**Exercise objective**
Repeat every record below exactly, leaving out the pictures.

Begin

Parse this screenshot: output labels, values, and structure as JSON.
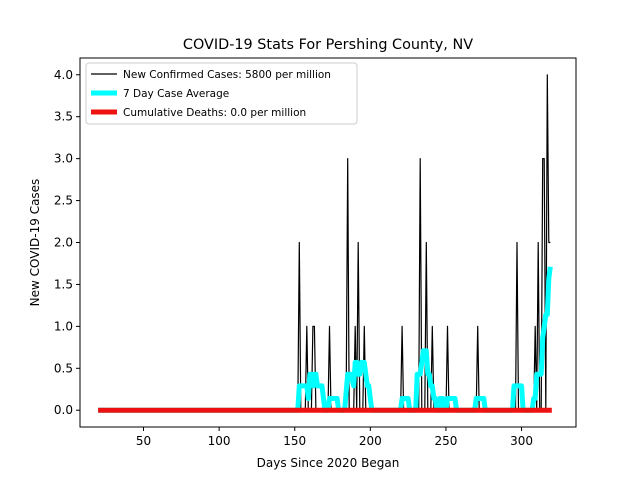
{
  "chart_data": {
    "type": "line",
    "title": "COVID-19 Stats For Pershing County, NV",
    "xlabel": "Days Since 2020 Began",
    "ylabel": "New COVID-19 Cases",
    "xlim": [
      8,
      336
    ],
    "ylim": [
      -0.2,
      4.2
    ],
    "xticks": [
      50,
      100,
      150,
      200,
      250,
      300
    ],
    "yticks": [
      0.0,
      0.5,
      1.0,
      1.5,
      2.0,
      2.5,
      3.0,
      3.5,
      4.0
    ],
    "ytick_labels": [
      "0.0",
      "0.5",
      "1.0",
      "1.5",
      "2.0",
      "2.5",
      "3.0",
      "3.5",
      "4.0"
    ],
    "grid": false,
    "legend_position": "top-left",
    "series": [
      {
        "name": "New Confirmed Cases: 5800 per million",
        "color": "#000000",
        "x": [
          20,
          152,
          153,
          154,
          155,
          157,
          158,
          159,
          161,
          162,
          163,
          164,
          172,
          173,
          174,
          184,
          185,
          186,
          189,
          190,
          191,
          192,
          193,
          195,
          196,
          197,
          220,
          221,
          222,
          232,
          233,
          234,
          235,
          236,
          237,
          238,
          240,
          241,
          242,
          250,
          251,
          252,
          270,
          271,
          272,
          296,
          297,
          298,
          308,
          309,
          310,
          311,
          312,
          313,
          314,
          315,
          316,
          317,
          318,
          319
        ],
        "y": [
          0,
          0,
          2,
          0,
          0,
          0,
          1,
          0,
          0,
          1,
          1,
          0,
          0,
          1,
          0,
          0,
          3,
          0,
          0,
          1,
          0,
          2,
          0,
          0,
          1,
          0,
          0,
          1,
          0,
          0,
          3,
          0,
          0,
          0,
          2,
          0,
          0,
          1,
          0,
          0,
          1,
          0,
          0,
          1,
          0,
          0,
          2,
          0,
          0,
          1,
          0,
          2,
          0,
          0,
          3,
          3,
          0,
          4,
          2,
          2
        ]
      },
      {
        "name": "7 Day Case Average",
        "color": "#00ffff",
        "x": [
          20,
          152,
          153,
          154,
          158,
          159,
          160,
          161,
          162,
          163,
          164,
          165,
          168,
          169,
          170,
          172,
          173,
          178,
          179,
          180,
          181,
          183,
          185,
          186,
          187,
          189,
          190,
          191,
          192,
          193,
          194,
          196,
          197,
          198,
          199,
          200,
          201,
          202,
          204,
          218,
          220,
          221,
          225,
          226,
          227,
          230,
          231,
          232,
          233,
          234,
          235,
          236,
          237,
          238,
          239,
          240,
          241,
          242,
          243,
          244,
          245,
          246,
          248,
          249,
          250,
          251,
          256,
          257,
          258,
          268,
          269,
          270,
          275,
          276,
          277,
          294,
          295,
          296,
          300,
          301,
          302,
          306,
          307,
          308,
          309,
          310,
          312,
          313,
          314,
          316,
          317,
          318,
          319
        ],
        "y": [
          0,
          0,
          0.29,
          0.29,
          0.29,
          0.14,
          0.43,
          0.43,
          0.29,
          0.43,
          0.43,
          0.29,
          0.29,
          0.14,
          0,
          0,
          0.14,
          0.14,
          0,
          0,
          0,
          0,
          0.43,
          0.43,
          0.43,
          0.29,
          0.57,
          0.57,
          0.43,
          0.43,
          0.57,
          0.57,
          0.43,
          0.29,
          0.29,
          0.14,
          0,
          0,
          0,
          0,
          0,
          0.14,
          0.14,
          0,
          0,
          0,
          0.43,
          0.43,
          0.43,
          0.57,
          0.71,
          0.71,
          0.71,
          0.43,
          0.43,
          0.29,
          0.29,
          0.14,
          0.14,
          0,
          0,
          0.14,
          0.14,
          0,
          0,
          0.14,
          0.14,
          0,
          0,
          0,
          0,
          0.14,
          0.14,
          0,
          0,
          0,
          0.29,
          0.29,
          0.29,
          0,
          0,
          0,
          0,
          0.14,
          0.14,
          0.43,
          0.43,
          0.43,
          0.86,
          1.14,
          1.14,
          1.57,
          1.71
        ]
      },
      {
        "name": "Cumulative Deaths: 0.0 per million",
        "color": "#ee1111",
        "x": [
          20,
          320
        ],
        "y": [
          0,
          0
        ]
      }
    ]
  }
}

End

**Task result**
Parse this screenshot: output labels, values, and structure as JSON.
{
  "chart_data": {
    "type": "line",
    "title": "COVID-19 Stats For Pershing County, NV",
    "xlabel": "Days Since 2020 Began",
    "ylabel": "New COVID-19 Cases",
    "xlim": [
      8,
      336
    ],
    "ylim": [
      -0.2,
      4.2
    ],
    "xticks": [
      50,
      100,
      150,
      200,
      250,
      300
    ],
    "yticks": [
      0.0,
      0.5,
      1.0,
      1.5,
      2.0,
      2.5,
      3.0,
      3.5,
      4.0
    ],
    "ytick_labels": [
      "0.0",
      "0.5",
      "1.0",
      "1.5",
      "2.0",
      "2.5",
      "3.0",
      "3.5",
      "4.0"
    ],
    "grid": false,
    "legend_position": "top-left",
    "series": [
      {
        "name": "New Confirmed Cases: 5800 per million",
        "color": "#000000",
        "x": [
          20,
          152,
          153,
          154,
          155,
          157,
          158,
          159,
          161,
          162,
          163,
          164,
          172,
          173,
          174,
          184,
          185,
          186,
          189,
          190,
          191,
          192,
          193,
          195,
          196,
          197,
          220,
          221,
          222,
          232,
          233,
          234,
          235,
          236,
          237,
          238,
          240,
          241,
          242,
          250,
          251,
          252,
          270,
          271,
          272,
          296,
          297,
          298,
          308,
          309,
          310,
          311,
          312,
          313,
          314,
          315,
          316,
          317,
          318,
          319
        ],
        "y": [
          0,
          0,
          2,
          0,
          0,
          0,
          1,
          0,
          0,
          1,
          1,
          0,
          0,
          1,
          0,
          0,
          3,
          0,
          0,
          1,
          0,
          2,
          0,
          0,
          1,
          0,
          0,
          1,
          0,
          0,
          3,
          0,
          0,
          0,
          2,
          0,
          0,
          1,
          0,
          0,
          1,
          0,
          0,
          1,
          0,
          0,
          2,
          0,
          0,
          1,
          0,
          2,
          0,
          0,
          3,
          3,
          0,
          4,
          2,
          2
        ]
      },
      {
        "name": "7 Day Case Average",
        "color": "#00ffff",
        "x": [
          20,
          152,
          153,
          154,
          158,
          159,
          160,
          161,
          162,
          163,
          164,
          165,
          168,
          169,
          170,
          172,
          173,
          178,
          179,
          180,
          181,
          183,
          185,
          186,
          187,
          189,
          190,
          191,
          192,
          193,
          194,
          196,
          197,
          198,
          199,
          200,
          201,
          202,
          204,
          218,
          220,
          221,
          225,
          226,
          227,
          230,
          231,
          232,
          233,
          234,
          235,
          236,
          237,
          238,
          239,
          240,
          241,
          242,
          243,
          244,
          245,
          246,
          248,
          249,
          250,
          251,
          256,
          257,
          258,
          268,
          269,
          270,
          275,
          276,
          277,
          294,
          295,
          296,
          300,
          301,
          302,
          306,
          307,
          308,
          309,
          310,
          312,
          313,
          314,
          316,
          317,
          318,
          319
        ],
        "y": [
          0,
          0,
          0.29,
          0.29,
          0.29,
          0.14,
          0.43,
          0.43,
          0.29,
          0.43,
          0.43,
          0.29,
          0.29,
          0.14,
          0,
          0,
          0.14,
          0.14,
          0,
          0,
          0,
          0,
          0.43,
          0.43,
          0.43,
          0.29,
          0.57,
          0.57,
          0.43,
          0.43,
          0.57,
          0.57,
          0.43,
          0.29,
          0.29,
          0.14,
          0,
          0,
          0,
          0,
          0,
          0.14,
          0.14,
          0,
          0,
          0,
          0.43,
          0.43,
          0.43,
          0.57,
          0.71,
          0.71,
          0.71,
          0.43,
          0.43,
          0.29,
          0.29,
          0.14,
          0.14,
          0,
          0,
          0.14,
          0.14,
          0,
          0,
          0.14,
          0.14,
          0,
          0,
          0,
          0,
          0.14,
          0.14,
          0,
          0,
          0,
          0.29,
          0.29,
          0.29,
          0,
          0,
          0,
          0,
          0.14,
          0.14,
          0.43,
          0.43,
          0.43,
          0.86,
          1.14,
          1.14,
          1.57,
          1.71
        ]
      },
      {
        "name": "Cumulative Deaths: 0.0 per million",
        "color": "#ee1111",
        "x": [
          20,
          320
        ],
        "y": [
          0,
          0
        ]
      }
    ]
  }
}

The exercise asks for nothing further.